What to produce
Below is a listing. Gather each line of it that contains "everyone".
___ Data extract ___
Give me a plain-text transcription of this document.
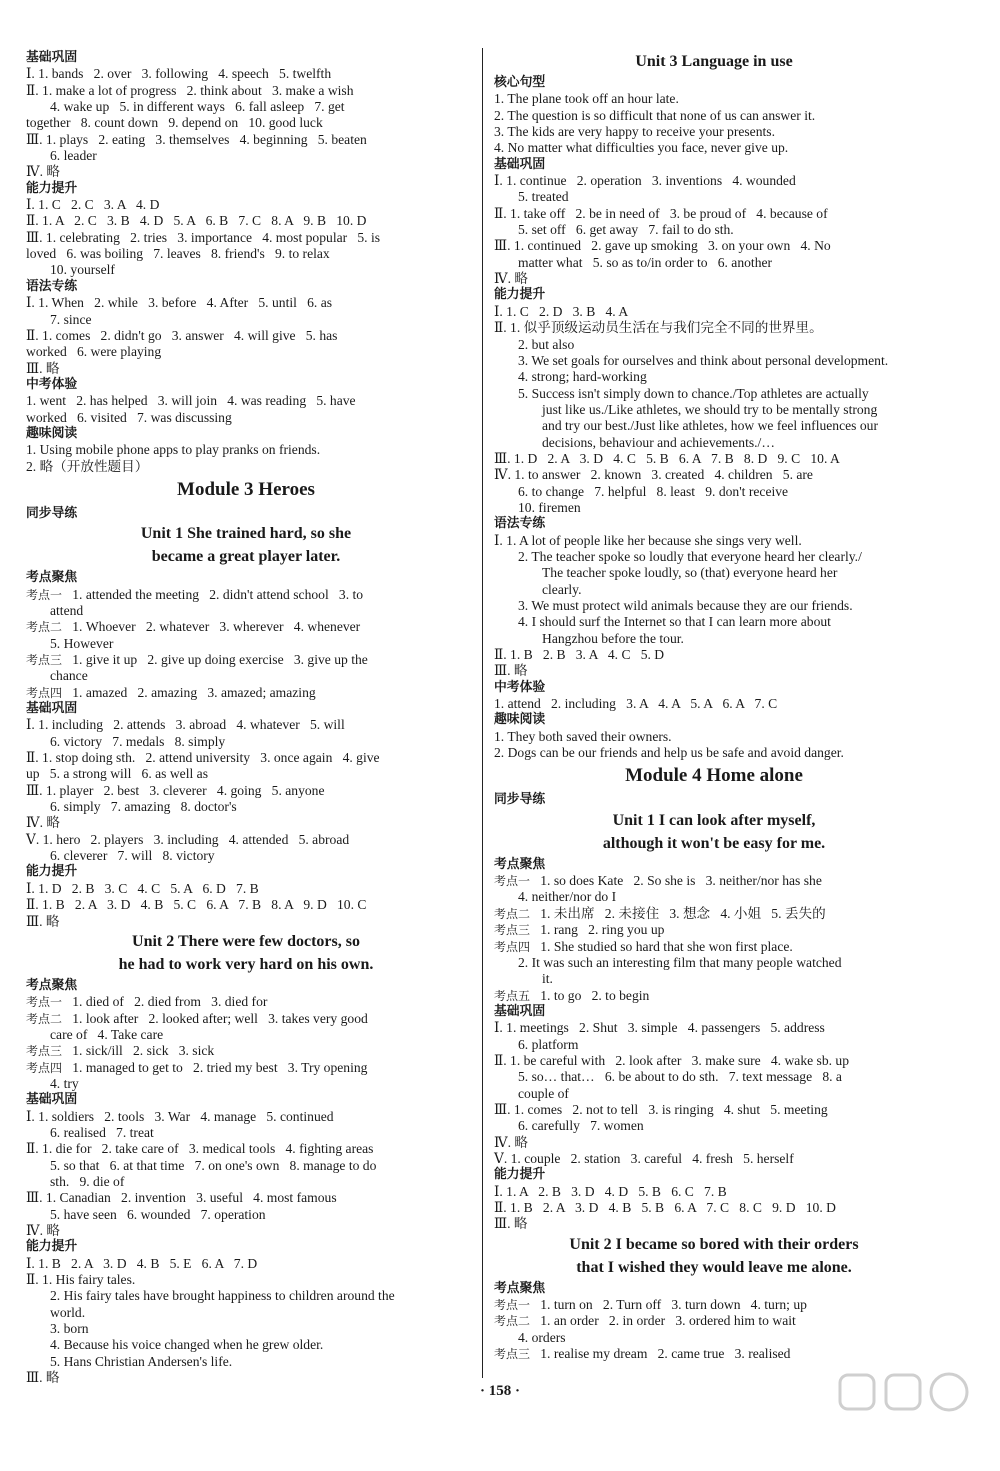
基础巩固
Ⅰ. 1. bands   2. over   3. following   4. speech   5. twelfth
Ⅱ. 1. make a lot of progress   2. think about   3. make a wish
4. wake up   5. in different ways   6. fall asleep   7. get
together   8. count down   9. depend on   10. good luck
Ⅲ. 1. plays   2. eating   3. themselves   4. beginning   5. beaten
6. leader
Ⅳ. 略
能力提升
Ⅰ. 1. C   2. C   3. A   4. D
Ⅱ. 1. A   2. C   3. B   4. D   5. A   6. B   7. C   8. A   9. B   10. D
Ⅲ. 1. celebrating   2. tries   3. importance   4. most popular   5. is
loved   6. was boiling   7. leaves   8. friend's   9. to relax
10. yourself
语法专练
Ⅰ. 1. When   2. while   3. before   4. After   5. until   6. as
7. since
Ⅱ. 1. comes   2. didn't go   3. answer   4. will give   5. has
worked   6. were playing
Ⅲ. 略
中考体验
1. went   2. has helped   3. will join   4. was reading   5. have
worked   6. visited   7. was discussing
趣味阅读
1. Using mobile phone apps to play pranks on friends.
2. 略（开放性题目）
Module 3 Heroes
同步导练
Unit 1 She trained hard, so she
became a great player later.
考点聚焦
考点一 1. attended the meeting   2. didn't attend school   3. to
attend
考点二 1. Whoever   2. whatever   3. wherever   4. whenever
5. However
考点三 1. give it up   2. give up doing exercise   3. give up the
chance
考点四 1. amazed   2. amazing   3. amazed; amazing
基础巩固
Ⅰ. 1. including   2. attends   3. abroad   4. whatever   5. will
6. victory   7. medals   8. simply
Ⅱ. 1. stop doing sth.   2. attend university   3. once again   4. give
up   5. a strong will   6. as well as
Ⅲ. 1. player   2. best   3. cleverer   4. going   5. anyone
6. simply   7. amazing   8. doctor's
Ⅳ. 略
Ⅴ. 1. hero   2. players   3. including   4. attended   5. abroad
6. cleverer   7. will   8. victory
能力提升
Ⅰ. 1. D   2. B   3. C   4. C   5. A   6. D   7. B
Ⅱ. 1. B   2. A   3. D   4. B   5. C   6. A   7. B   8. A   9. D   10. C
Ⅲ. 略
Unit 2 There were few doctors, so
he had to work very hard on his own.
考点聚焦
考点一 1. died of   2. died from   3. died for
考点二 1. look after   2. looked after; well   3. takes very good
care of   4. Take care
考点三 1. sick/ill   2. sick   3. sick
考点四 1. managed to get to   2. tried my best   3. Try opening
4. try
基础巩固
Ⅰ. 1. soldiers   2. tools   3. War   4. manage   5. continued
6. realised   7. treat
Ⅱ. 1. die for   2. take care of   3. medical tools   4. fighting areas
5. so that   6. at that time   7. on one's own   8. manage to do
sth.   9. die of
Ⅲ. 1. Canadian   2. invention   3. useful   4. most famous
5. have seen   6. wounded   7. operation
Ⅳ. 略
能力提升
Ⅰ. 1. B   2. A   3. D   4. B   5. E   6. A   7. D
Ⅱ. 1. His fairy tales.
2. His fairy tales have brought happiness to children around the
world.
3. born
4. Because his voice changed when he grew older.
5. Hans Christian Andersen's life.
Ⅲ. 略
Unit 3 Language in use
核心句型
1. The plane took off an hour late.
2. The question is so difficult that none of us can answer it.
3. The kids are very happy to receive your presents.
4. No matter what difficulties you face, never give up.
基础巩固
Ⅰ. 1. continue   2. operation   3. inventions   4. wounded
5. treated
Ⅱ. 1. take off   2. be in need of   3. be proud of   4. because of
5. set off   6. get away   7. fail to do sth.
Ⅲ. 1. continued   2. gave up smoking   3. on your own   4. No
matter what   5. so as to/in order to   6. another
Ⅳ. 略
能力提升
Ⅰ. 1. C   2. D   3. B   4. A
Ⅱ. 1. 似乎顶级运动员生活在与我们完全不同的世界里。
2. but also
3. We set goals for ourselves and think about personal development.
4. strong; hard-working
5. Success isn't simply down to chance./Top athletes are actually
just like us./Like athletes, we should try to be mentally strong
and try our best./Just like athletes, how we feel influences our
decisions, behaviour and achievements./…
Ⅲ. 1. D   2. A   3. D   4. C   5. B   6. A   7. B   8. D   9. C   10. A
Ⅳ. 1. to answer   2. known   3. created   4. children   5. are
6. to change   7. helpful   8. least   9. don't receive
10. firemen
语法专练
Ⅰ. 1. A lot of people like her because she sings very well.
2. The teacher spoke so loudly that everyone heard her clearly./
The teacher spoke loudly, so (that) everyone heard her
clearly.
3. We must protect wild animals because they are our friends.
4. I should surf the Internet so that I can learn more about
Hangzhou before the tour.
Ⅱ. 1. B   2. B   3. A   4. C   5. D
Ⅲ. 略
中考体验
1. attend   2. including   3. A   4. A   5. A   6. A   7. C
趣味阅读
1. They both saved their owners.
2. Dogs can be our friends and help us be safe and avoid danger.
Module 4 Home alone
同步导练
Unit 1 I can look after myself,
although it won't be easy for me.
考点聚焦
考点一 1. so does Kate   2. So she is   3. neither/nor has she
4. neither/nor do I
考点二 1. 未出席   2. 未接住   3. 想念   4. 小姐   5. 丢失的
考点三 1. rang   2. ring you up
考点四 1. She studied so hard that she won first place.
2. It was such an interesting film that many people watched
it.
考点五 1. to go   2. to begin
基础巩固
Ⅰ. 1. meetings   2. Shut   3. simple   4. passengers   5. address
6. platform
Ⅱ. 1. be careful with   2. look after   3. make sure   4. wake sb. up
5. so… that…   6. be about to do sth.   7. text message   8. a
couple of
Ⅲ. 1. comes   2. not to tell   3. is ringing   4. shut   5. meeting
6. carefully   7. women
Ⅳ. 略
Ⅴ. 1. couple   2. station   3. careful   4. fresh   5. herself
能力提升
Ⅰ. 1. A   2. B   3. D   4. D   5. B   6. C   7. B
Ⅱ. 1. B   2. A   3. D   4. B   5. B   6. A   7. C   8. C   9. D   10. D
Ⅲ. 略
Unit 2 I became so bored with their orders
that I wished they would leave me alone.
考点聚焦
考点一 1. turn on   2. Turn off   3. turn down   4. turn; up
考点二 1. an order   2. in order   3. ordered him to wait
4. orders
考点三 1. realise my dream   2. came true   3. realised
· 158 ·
___
___ Data extract ___
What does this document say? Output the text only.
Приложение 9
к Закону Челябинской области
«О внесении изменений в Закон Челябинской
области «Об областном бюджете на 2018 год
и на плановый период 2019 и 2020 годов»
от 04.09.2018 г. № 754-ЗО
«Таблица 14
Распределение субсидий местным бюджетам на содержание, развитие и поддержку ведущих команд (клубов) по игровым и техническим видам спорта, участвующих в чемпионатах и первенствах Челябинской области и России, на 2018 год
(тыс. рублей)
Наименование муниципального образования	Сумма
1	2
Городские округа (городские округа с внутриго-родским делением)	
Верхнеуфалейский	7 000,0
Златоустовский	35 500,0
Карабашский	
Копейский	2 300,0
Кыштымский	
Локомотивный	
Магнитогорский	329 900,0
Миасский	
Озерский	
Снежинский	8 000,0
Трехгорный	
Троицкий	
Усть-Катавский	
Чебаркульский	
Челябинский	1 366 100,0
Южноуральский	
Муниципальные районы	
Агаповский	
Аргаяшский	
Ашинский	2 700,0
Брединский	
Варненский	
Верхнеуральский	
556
___
Exercise answer
2. The teacher spoke so loudly that everyone heard her clearly./
The teacher spoke loudly, so (that) everyone heard her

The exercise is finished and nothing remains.